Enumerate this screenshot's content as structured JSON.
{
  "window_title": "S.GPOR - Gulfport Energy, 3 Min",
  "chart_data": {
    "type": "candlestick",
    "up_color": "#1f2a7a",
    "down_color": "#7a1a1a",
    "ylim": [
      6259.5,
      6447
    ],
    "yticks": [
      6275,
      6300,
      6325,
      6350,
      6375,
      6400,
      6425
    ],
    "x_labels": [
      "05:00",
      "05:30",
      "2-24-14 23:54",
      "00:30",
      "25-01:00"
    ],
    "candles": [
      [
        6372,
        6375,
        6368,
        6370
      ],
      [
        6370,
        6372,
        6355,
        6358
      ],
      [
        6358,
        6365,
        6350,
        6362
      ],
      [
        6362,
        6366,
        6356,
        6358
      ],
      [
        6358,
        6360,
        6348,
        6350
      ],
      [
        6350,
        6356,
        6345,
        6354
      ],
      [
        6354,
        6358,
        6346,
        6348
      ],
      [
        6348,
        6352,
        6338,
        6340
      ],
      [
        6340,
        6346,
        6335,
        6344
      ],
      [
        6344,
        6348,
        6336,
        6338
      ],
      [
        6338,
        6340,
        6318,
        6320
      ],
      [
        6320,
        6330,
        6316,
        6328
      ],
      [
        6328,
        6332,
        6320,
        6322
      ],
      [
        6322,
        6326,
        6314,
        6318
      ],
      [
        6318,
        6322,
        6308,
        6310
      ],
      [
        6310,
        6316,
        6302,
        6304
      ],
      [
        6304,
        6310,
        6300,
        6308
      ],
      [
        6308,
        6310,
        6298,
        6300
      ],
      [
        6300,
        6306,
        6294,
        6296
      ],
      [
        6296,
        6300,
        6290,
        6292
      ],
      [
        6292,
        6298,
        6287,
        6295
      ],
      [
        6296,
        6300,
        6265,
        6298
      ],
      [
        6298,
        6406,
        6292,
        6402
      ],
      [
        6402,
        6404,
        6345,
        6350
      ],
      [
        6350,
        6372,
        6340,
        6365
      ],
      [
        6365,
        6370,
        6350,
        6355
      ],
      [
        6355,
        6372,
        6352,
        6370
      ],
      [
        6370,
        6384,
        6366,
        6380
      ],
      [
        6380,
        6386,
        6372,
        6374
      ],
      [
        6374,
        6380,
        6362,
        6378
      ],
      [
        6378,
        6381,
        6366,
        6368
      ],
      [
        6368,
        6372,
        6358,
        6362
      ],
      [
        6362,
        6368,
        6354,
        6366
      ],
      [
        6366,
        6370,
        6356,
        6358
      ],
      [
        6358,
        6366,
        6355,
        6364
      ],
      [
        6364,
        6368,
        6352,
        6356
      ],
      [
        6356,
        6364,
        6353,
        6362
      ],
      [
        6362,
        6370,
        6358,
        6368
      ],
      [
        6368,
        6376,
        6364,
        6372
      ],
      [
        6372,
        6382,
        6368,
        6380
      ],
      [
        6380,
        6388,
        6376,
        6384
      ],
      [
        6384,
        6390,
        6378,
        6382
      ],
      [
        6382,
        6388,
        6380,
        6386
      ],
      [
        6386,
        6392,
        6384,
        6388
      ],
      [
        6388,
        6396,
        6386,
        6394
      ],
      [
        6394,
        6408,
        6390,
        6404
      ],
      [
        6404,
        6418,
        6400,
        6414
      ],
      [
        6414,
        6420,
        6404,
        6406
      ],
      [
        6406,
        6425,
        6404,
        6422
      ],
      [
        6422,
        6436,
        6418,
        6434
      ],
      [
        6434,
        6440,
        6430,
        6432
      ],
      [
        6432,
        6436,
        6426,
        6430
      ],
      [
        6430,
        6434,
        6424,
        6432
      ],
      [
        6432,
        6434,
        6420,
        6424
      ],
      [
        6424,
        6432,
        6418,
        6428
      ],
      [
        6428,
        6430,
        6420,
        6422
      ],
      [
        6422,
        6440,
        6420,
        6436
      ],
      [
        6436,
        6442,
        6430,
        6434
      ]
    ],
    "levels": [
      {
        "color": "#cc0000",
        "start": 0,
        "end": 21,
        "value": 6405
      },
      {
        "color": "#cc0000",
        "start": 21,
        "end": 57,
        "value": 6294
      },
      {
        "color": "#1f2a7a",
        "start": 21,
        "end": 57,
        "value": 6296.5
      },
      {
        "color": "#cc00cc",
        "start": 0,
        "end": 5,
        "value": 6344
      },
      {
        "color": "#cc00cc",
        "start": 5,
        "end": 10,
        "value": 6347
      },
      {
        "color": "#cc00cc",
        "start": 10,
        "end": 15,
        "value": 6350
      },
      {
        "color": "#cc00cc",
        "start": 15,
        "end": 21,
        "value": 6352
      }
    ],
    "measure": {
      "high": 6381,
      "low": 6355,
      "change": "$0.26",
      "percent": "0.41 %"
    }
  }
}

----

• [Aim of the task]: Reproduce each line verbatim.

• [Answer to the exercise]:
Enumerate this screenshot's content as structured JSON.
{
  "window_title": "S.GPOR - Gulfport Energy, 3 Min",
  "chart_data": {
    "type": "candlestick",
    "up_color": "#1f2a7a",
    "down_color": "#7a1a1a",
    "ylim": [
      6259.5,
      6447
    ],
    "yticks": [
      6275,
      6300,
      6325,
      6350,
      6375,
      6400,
      6425
    ],
    "x_labels": [
      "05:00",
      "05:30",
      "2-24-14 23:54",
      "00:30",
      "25-01:00"
    ],
    "candles": [
      [
        6372,
        6375,
        6368,
        6370
      ],
      [
        6370,
        6372,
        6355,
        6358
      ],
      [
        6358,
        6365,
        6350,
        6362
      ],
      [
        6362,
        6366,
        6356,
        6358
      ],
      [
        6358,
        6360,
        6348,
        6350
      ],
      [
        6350,
        6356,
        6345,
        6354
      ],
      [
        6354,
        6358,
        6346,
        6348
      ],
      [
        6348,
        6352,
        6338,
        6340
      ],
      [
        6340,
        6346,
        6335,
        6344
      ],
      [
        6344,
        6348,
        6336,
        6338
      ],
      [
        6338,
        6340,
        6318,
        6320
      ],
      [
        6320,
        6330,
        6316,
        6328
      ],
      [
        6328,
        6332,
        6320,
        6322
      ],
      [
        6322,
        6326,
        6314,
        6318
      ],
      [
        6318,
        6322,
        6308,
        6310
      ],
      [
        6310,
        6316,
        6302,
        6304
      ],
      [
        6304,
        6310,
        6300,
        6308
      ],
      [
        6308,
        6310,
        6298,
        6300
      ],
      [
        6300,
        6306,
        6294,
        6296
      ],
      [
        6296,
        6300,
        6290,
        6292
      ],
      [
        6292,
        6298,
        6287,
        6295
      ],
      [
        6296,
        6300,
        6265,
        6298
      ],
      [
        6298,
        6406,
        6292,
        6402
      ],
      [
        6402,
        6404,
        6345,
        6350
      ],
      [
        6350,
        6372,
        6340,
        6365
      ],
      [
        6365,
        6370,
        6350,
        6355
      ],
      [
        6355,
        6372,
        6352,
        6370
      ],
      [
        6370,
        6384,
        6366,
        6380
      ],
      [
        6380,
        6386,
        6372,
        6374
      ],
      [
        6374,
        6380,
        6362,
        6378
      ],
      [
        6378,
        6381,
        6366,
        6368
      ],
      [
        6368,
        6372,
        6358,
        6362
      ],
      [
        6362,
        6368,
        6354,
        6366
      ],
      [
        6366,
        6370,
        6356,
        6358
      ],
      [
        6358,
        6366,
        6355,
        6364
      ],
      [
        6364,
        6368,
        6352,
        6356
      ],
      [
        6356,
        6364,
        6353,
        6362
      ],
      [
        6362,
        6370,
        6358,
        6368
      ],
      [
        6368,
        6376,
        6364,
        6372
      ],
      [
        6372,
        6382,
        6368,
        6380
      ],
      [
        6380,
        6388,
        6376,
        6384
      ],
      [
        6384,
        6390,
        6378,
        6382
      ],
      [
        6382,
        6388,
        6380,
        6386
      ],
      [
        6386,
        6392,
        6384,
        6388
      ],
      [
        6388,
        6396,
        6386,
        6394
      ],
      [
        6394,
        6408,
        6390,
        6404
      ],
      [
        6404,
        6418,
        6400,
        6414
      ],
      [
        6414,
        6420,
        6404,
        6406
      ],
      [
        6406,
        6425,
        6404,
        6422
      ],
      [
        6422,
        6436,
        6418,
        6434
      ],
      [
        6434,
        6440,
        6430,
        6432
      ],
      [
        6432,
        6436,
        6426,
        6430
      ],
      [
        6430,
        6434,
        6424,
        6432
      ],
      [
        6432,
        6434,
        6420,
        6424
      ],
      [
        6424,
        6432,
        6418,
        6428
      ],
      [
        6428,
        6430,
        6420,
        6422
      ],
      [
        6422,
        6440,
        6420,
        6436
      ],
      [
        6436,
        6442,
        6430,
        6434
      ]
    ],
    "levels": [
      {
        "color": "#cc0000",
        "start": 0,
        "end": 21,
        "value": 6405
      },
      {
        "color": "#cc0000",
        "start": 21,
        "end": 57,
        "value": 6294
      },
      {
        "color": "#1f2a7a",
        "start": 21,
        "end": 57,
        "value": 6296.5
      },
      {
        "color": "#cc00cc",
        "start": 0,
        "end": 5,
        "value": 6344
      },
      {
        "color": "#cc00cc",
        "start": 5,
        "end": 10,
        "value": 6347
      },
      {
        "color": "#cc00cc",
        "start": 10,
        "end": 15,
        "value": 6350
      },
      {
        "color": "#cc00cc",
        "start": 15,
        "end": 21,
        "value": 6352
      }
    ],
    "measure": {
      "high": 6381,
      "low": 6355,
      "change": "$0.26",
      "percent": "0.41 %"
    }
  }
}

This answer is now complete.